-------- Supplied entries

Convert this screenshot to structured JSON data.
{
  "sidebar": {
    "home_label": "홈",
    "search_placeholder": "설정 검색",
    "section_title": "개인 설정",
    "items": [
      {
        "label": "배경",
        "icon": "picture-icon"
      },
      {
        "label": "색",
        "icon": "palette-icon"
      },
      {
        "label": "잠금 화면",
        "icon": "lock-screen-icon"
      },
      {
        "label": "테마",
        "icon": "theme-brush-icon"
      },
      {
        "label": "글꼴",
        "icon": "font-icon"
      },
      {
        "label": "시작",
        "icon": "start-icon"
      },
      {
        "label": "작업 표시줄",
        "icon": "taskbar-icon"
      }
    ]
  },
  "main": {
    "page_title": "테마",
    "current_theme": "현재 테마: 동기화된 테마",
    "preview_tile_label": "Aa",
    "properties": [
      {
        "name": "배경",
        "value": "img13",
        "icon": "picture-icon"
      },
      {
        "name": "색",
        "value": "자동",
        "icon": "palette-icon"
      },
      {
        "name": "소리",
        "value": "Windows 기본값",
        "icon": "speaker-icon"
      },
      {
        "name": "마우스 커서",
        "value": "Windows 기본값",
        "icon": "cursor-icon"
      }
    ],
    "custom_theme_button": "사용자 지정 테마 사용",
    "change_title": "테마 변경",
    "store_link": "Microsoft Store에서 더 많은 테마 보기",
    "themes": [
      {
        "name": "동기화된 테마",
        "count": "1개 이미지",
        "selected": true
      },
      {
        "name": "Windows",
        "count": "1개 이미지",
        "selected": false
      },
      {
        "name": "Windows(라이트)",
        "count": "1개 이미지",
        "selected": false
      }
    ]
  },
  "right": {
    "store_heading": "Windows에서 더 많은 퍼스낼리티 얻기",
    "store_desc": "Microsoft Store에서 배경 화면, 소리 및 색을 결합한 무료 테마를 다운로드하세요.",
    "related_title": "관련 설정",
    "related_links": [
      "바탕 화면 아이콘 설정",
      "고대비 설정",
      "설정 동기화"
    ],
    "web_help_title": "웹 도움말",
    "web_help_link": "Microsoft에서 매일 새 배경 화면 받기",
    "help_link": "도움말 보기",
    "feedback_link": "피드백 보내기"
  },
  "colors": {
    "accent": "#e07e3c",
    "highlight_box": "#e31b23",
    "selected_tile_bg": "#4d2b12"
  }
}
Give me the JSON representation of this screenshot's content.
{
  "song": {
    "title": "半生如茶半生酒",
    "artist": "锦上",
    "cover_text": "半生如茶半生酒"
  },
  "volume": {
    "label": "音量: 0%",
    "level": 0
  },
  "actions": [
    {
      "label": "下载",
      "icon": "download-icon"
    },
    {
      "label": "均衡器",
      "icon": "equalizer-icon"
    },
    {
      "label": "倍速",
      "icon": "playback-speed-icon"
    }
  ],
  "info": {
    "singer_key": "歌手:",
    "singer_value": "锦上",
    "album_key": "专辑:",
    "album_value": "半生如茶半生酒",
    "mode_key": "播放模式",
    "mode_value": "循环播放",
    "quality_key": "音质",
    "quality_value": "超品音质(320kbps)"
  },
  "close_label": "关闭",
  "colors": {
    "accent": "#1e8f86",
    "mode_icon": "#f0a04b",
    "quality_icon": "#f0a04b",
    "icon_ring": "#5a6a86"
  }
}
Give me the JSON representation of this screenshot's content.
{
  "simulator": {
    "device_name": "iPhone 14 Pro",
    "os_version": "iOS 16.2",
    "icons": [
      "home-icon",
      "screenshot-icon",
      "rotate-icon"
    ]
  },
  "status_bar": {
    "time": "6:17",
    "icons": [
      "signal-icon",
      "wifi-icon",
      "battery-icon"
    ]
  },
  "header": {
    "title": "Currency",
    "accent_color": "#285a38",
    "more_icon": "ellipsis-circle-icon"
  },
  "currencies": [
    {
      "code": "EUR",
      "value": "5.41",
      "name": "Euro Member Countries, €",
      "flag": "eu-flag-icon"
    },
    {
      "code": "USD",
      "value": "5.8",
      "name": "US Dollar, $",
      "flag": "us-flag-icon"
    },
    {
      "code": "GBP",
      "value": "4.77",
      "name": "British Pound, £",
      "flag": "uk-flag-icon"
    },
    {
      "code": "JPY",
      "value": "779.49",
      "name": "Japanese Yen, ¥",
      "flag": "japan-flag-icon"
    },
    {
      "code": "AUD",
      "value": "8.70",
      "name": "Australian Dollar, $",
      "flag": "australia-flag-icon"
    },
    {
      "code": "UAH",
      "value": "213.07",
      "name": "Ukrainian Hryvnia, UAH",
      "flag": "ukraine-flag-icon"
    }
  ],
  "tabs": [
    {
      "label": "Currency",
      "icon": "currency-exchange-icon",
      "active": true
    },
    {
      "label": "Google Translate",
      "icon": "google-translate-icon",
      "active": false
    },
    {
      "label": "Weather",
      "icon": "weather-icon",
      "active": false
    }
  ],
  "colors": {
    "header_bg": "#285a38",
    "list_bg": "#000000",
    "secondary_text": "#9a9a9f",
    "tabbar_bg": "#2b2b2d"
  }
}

----------------

=== Exercise description ===
Reproduce all the records precisely.

=== Answer to this exercise ===
Convert this screenshot to structured JSON data.
{
  "sidebar": {
    "home_label": "홈",
    "search_placeholder": "설정 검색",
    "section_title": "개인 설정",
    "items": [
      {
        "label": "배경",
        "icon": "picture-icon"
      },
      {
        "label": "색",
        "icon": "palette-icon"
      },
      {
        "label": "잠금 화면",
        "icon": "lock-screen-icon"
      },
      {
        "label": "테마",
        "icon": "theme-brush-icon"
      },
      {
        "label": "글꼴",
        "icon": "font-icon"
      },
      {
        "label": "시작",
        "icon": "start-icon"
      },
      {
        "label": "작업 표시줄",
        "icon": "taskbar-icon"
      }
    ]
  },
  "main": {
    "page_title": "테마",
    "current_theme": "현재 테마: 동기화된 테마",
    "preview_tile_label": "Aa",
    "properties": [
      {
        "name": "배경",
        "value": "img13",
        "icon": "picture-icon"
      },
      {
        "name": "색",
        "value": "자동",
        "icon": "palette-icon"
      },
      {
        "name": "소리",
        "value": "Windows 기본값",
        "icon": "speaker-icon"
      },
      {
        "name": "마우스 커서",
        "value": "Windows 기본값",
        "icon": "cursor-icon"
      }
    ],
    "custom_theme_button": "사용자 지정 테마 사용",
    "change_title": "테마 변경",
    "store_link": "Microsoft Store에서 더 많은 테마 보기",
    "themes": [
      {
        "name": "동기화된 테마",
        "count": "1개 이미지",
        "selected": true
      },
      {
        "name": "Windows",
        "count": "1개 이미지",
        "selected": false
      },
      {
        "name": "Windows(라이트)",
        "count": "1개 이미지",
        "selected": false
      }
    ]
  },
  "right": {
    "store_heading": "Windows에서 더 많은 퍼스낼리티 얻기",
    "store_desc": "Microsoft Store에서 배경 화면, 소리 및 색을 결합한 무료 테마를 다운로드하세요.",
    "related_title": "관련 설정",
    "related_links": [
      "바탕 화면 아이콘 설정",
      "고대비 설정",
      "설정 동기화"
    ],
    "web_help_title": "웹 도움말",
    "web_help_link": "Microsoft에서 매일 새 배경 화면 받기",
    "help_link": "도움말 보기",
    "feedback_link": "피드백 보내기"
  },
  "colors": {
    "accent": "#e07e3c",
    "highlight_box": "#e31b23",
    "selected_tile_bg": "#4d2b12"
  }
}
Give me the JSON representation of this screenshot's content.
{
  "song": {
    "title": "半生如茶半生酒",
    "artist": "锦上",
    "cover_text": "半生如茶半生酒"
  },
  "volume": {
    "label": "音量: 0%",
    "level": 0
  },
  "actions": [
    {
      "label": "下载",
      "icon": "download-icon"
    },
    {
      "label": "均衡器",
      "icon": "equalizer-icon"
    },
    {
      "label": "倍速",
      "icon": "playback-speed-icon"
    }
  ],
  "info": {
    "singer_key": "歌手:",
    "singer_value": "锦上",
    "album_key": "专辑:",
    "album_value": "半生如茶半生酒",
    "mode_key": "播放模式",
    "mode_value": "循环播放",
    "quality_key": "音质",
    "quality_value": "超品音质(320kbps)"
  },
  "close_label": "关闭",
  "colors": {
    "accent": "#1e8f86",
    "mode_icon": "#f0a04b",
    "quality_icon": "#f0a04b",
    "icon_ring": "#5a6a86"
  }
}
Give me the JSON representation of this screenshot's content.
{
  "simulator": {
    "device_name": "iPhone 14 Pro",
    "os_version": "iOS 16.2",
    "icons": [
      "home-icon",
      "screenshot-icon",
      "rotate-icon"
    ]
  },
  "status_bar": {
    "time": "6:17",
    "icons": [
      "signal-icon",
      "wifi-icon",
      "battery-icon"
    ]
  },
  "header": {
    "title": "Currency",
    "accent_color": "#285a38",
    "more_icon": "ellipsis-circle-icon"
  },
  "currencies": [
    {
      "code": "EUR",
      "value": "5.41",
      "name": "Euro Member Countries, €",
      "flag": "eu-flag-icon"
    },
    {
      "code": "USD",
      "value": "5.8",
      "name": "US Dollar, $",
      "flag": "us-flag-icon"
    },
    {
      "code": "GBP",
      "value": "4.77",
      "name": "British Pound, £",
      "flag": "uk-flag-icon"
    },
    {
      "code": "JPY",
      "value": "779.49",
      "name": "Japanese Yen, ¥",
      "flag": "japan-flag-icon"
    },
    {
      "code": "AUD",
      "value": "8.70",
      "name": "Australian Dollar, $",
      "flag": "australia-flag-icon"
    },
    {
      "code": "UAH",
      "value": "213.07",
      "name": "Ukrainian Hryvnia, UAH",
      "flag": "ukraine-flag-icon"
    }
  ],
  "tabs": [
    {
      "label": "Currency",
      "icon": "currency-exchange-icon",
      "active": true
    },
    {
      "label": "Google Translate",
      "icon": "google-translate-icon",
      "active": false
    },
    {
      "label": "Weather",
      "icon": "weather-icon",
      "active": false
    }
  ],
  "colors": {
    "header_bg": "#285a38",
    "list_bg": "#000000",
    "secondary_text": "#9a9a9f",
    "tabbar_bg": "#2b2b2d"
  }
}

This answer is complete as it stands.